§ **Exercise objective**:
Below are records to be output exactly, every one of them.
*** Records
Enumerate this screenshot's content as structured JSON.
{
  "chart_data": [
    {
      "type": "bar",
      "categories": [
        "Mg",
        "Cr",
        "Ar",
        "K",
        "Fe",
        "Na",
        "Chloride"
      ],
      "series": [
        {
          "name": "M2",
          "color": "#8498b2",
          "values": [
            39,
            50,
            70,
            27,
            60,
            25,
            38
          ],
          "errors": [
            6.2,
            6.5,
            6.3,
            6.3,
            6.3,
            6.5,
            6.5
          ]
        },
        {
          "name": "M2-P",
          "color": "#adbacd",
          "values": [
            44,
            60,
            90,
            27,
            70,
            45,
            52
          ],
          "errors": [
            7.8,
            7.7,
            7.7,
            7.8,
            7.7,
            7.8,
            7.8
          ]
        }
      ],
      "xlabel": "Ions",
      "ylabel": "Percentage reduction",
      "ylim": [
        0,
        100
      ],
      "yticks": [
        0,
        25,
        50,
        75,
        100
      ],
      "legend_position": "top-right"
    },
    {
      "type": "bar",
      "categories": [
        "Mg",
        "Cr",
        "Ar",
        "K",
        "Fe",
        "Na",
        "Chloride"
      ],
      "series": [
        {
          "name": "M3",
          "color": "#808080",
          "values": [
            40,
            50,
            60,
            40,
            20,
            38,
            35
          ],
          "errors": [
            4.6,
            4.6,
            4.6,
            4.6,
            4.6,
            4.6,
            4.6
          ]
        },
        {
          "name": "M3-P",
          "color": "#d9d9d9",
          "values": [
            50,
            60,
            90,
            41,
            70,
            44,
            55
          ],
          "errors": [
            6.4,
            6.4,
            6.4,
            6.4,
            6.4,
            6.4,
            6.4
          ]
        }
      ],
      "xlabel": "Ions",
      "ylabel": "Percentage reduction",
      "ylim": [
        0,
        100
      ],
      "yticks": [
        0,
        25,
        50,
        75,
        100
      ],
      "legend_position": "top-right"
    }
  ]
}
******
§ **Output of the exercise**:
Enumerate this screenshot's content as structured JSON.
{
  "chart_data": [
    {
      "type": "bar",
      "categories": [
        "Mg",
        "Cr",
        "Ar",
        "K",
        "Fe",
        "Na",
        "Chloride"
      ],
      "series": [
        {
          "name": "M2",
          "color": "#8498b2",
          "values": [
            39,
            50,
            70,
            27,
            60,
            25,
            38
          ],
          "errors": [
            6.2,
            6.5,
            6.3,
            6.3,
            6.3,
            6.5,
            6.5
          ]
        },
        {
          "name": "M2-P",
          "color": "#adbacd",
          "values": [
            44,
            60,
            90,
            27,
            70,
            45,
            52
          ],
          "errors": [
            7.8,
            7.7,
            7.7,
            7.8,
            7.7,
            7.8,
            7.8
          ]
        }
      ],
      "xlabel": "Ions",
      "ylabel": "Percentage reduction",
      "ylim": [
        0,
        100
      ],
      "yticks": [
        0,
        25,
        50,
        75,
        100
      ],
      "legend_position": "top-right"
    },
    {
      "type": "bar",
      "categories": [
        "Mg",
        "Cr",
        "Ar",
        "K",
        "Fe",
        "Na",
        "Chloride"
      ],
      "series": [
        {
          "name": "M3",
          "color": "#808080",
          "values": [
            40,
            50,
            60,
            40,
            20,
            38,
            35
          ],
          "errors": [
            4.6,
            4.6,
            4.6,
            4.6,
            4.6,
            4.6,
            4.6
          ]
        },
        {
          "name": "M3-P",
          "color": "#d9d9d9",
          "values": [
            50,
            60,
            90,
            41,
            70,
            44,
            55
          ],
          "errors": [
            6.4,
            6.4,
            6.4,
            6.4,
            6.4,
            6.4,
            6.4
          ]
        }
      ],
      "xlabel": "Ions",
      "ylabel": "Percentage reduction",
      "ylim": [
        0,
        100
      ],
      "yticks": [
        0,
        25,
        50,
        75,
        100
      ],
      "legend_position": "top-right"
    }
  ]
}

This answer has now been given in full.